_Directive_: Print the complete set of entries exactly.

_Given information_:
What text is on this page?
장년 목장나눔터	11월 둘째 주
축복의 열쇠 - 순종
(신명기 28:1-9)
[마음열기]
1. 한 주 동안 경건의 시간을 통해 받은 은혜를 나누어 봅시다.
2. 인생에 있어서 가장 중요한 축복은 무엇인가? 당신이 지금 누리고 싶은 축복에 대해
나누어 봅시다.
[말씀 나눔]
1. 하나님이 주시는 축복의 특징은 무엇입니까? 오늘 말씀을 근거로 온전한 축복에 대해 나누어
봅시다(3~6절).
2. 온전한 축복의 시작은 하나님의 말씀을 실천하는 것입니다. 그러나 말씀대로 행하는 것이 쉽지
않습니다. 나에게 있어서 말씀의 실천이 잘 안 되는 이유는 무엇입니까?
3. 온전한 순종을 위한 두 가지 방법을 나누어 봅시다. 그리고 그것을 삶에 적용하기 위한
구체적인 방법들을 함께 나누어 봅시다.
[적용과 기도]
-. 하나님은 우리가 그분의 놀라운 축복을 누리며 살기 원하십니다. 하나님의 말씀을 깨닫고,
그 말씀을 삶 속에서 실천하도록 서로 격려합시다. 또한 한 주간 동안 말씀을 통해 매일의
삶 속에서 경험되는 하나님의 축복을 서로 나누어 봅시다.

_Task output_:
What text is on this page?
장년 목장나눔터	11월 둘째 주
축복의 열쇠 - 순종
(신명기 28:1-9)
[마음열기]
1. 한 주 동안 경건의 시간을 통해 받은 은혜를 나누어 봅시다.
2. 인생에 있어서 가장 중요한 축복은 무엇인가? 당신이 지금 누리고 싶은 축복에 대해
나누어 봅시다.
[말씀 나눔]
1. 하나님이 주시는 축복의 특징은 무엇입니까? 오늘 말씀을 근거로 온전한 축복에 대해 나누어
봅시다(3~6절).
2. 온전한 축복의 시작은 하나님의 말씀을 실천하는 것입니다. 그러나 말씀대로 행하는 것이 쉽지
않습니다. 나에게 있어서 말씀의 실천이 잘 안 되는 이유는 무엇입니까?
3. 온전한 순종을 위한 두 가지 방법을 나누어 봅시다. 그리고 그것을 삶에 적용하기 위한
구체적인 방법들을 함께 나누어 봅시다.
[적용과 기도]
-. 하나님은 우리가 그분의 놀라운 축복을 누리며 살기 원하십니다. 하나님의 말씀을 깨닫고,
그 말씀을 삶 속에서 실천하도록 서로 격려합시다. 또한 한 주간 동안 말씀을 통해 매일의
삶 속에서 경험되는 하나님의 축복을 서로 나누어 봅시다.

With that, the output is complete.